WHAT YOU NEED TO DO
Exactly as written, quote every line that follows, skipping the images.

───── RECORDED INFORMATION ─────

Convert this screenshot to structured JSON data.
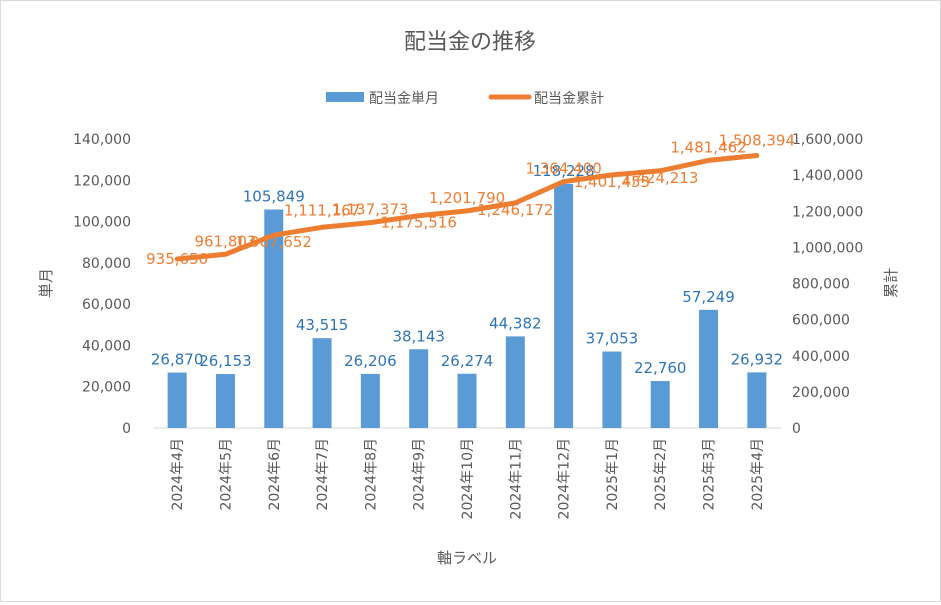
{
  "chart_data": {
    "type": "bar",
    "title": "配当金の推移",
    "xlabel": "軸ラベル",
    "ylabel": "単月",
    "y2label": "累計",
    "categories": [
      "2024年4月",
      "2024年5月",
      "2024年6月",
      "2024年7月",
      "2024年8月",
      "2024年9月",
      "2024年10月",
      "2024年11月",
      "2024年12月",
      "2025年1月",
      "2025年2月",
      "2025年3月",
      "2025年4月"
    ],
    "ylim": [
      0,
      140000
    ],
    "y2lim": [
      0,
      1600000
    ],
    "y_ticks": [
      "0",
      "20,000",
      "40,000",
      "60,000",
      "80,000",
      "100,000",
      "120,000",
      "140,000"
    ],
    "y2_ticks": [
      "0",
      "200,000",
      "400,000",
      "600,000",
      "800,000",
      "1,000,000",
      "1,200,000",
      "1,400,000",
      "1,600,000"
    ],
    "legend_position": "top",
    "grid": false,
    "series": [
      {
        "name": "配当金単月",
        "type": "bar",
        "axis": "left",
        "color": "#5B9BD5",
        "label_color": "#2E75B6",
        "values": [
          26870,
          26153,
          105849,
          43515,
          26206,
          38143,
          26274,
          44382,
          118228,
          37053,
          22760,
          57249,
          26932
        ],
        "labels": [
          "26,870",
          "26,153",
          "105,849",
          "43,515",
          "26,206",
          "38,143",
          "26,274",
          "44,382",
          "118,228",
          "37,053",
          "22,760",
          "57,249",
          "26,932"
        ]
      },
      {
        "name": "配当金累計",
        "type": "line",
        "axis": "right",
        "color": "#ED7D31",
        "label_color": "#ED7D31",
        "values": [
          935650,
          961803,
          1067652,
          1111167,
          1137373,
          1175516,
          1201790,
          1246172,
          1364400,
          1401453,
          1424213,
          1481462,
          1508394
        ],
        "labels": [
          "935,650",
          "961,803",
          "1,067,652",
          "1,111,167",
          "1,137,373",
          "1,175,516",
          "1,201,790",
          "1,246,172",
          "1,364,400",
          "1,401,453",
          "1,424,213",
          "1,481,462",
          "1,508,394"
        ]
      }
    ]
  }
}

─────

ANSWER TO THIS PROBLEM
Convert this screenshot to structured JSON data.
{
  "chart_data": {
    "type": "bar",
    "title": "配当金の推移",
    "xlabel": "軸ラベル",
    "ylabel": "単月",
    "y2label": "累計",
    "categories": [
      "2024年4月",
      "2024年5月",
      "2024年6月",
      "2024年7月",
      "2024年8月",
      "2024年9月",
      "2024年10月",
      "2024年11月",
      "2024年12月",
      "2025年1月",
      "2025年2月",
      "2025年3月",
      "2025年4月"
    ],
    "ylim": [
      0,
      140000
    ],
    "y2lim": [
      0,
      1600000
    ],
    "y_ticks": [
      "0",
      "20,000",
      "40,000",
      "60,000",
      "80,000",
      "100,000",
      "120,000",
      "140,000"
    ],
    "y2_ticks": [
      "0",
      "200,000",
      "400,000",
      "600,000",
      "800,000",
      "1,000,000",
      "1,200,000",
      "1,400,000",
      "1,600,000"
    ],
    "legend_position": "top",
    "grid": false,
    "series": [
      {
        "name": "配当金単月",
        "type": "bar",
        "axis": "left",
        "color": "#5B9BD5",
        "label_color": "#2E75B6",
        "values": [
          26870,
          26153,
          105849,
          43515,
          26206,
          38143,
          26274,
          44382,
          118228,
          37053,
          22760,
          57249,
          26932
        ],
        "labels": [
          "26,870",
          "26,153",
          "105,849",
          "43,515",
          "26,206",
          "38,143",
          "26,274",
          "44,382",
          "118,228",
          "37,053",
          "22,760",
          "57,249",
          "26,932"
        ]
      },
      {
        "name": "配当金累計",
        "type": "line",
        "axis": "right",
        "color": "#ED7D31",
        "label_color": "#ED7D31",
        "values": [
          935650,
          961803,
          1067652,
          1111167,
          1137373,
          1175516,
          1201790,
          1246172,
          1364400,
          1401453,
          1424213,
          1481462,
          1508394
        ],
        "labels": [
          "935,650",
          "961,803",
          "1,067,652",
          "1,111,167",
          "1,137,373",
          "1,175,516",
          "1,201,790",
          "1,246,172",
          "1,364,400",
          "1,401,453",
          "1,424,213",
          "1,481,462",
          "1,508,394"
        ]
      }
    ]
  }
}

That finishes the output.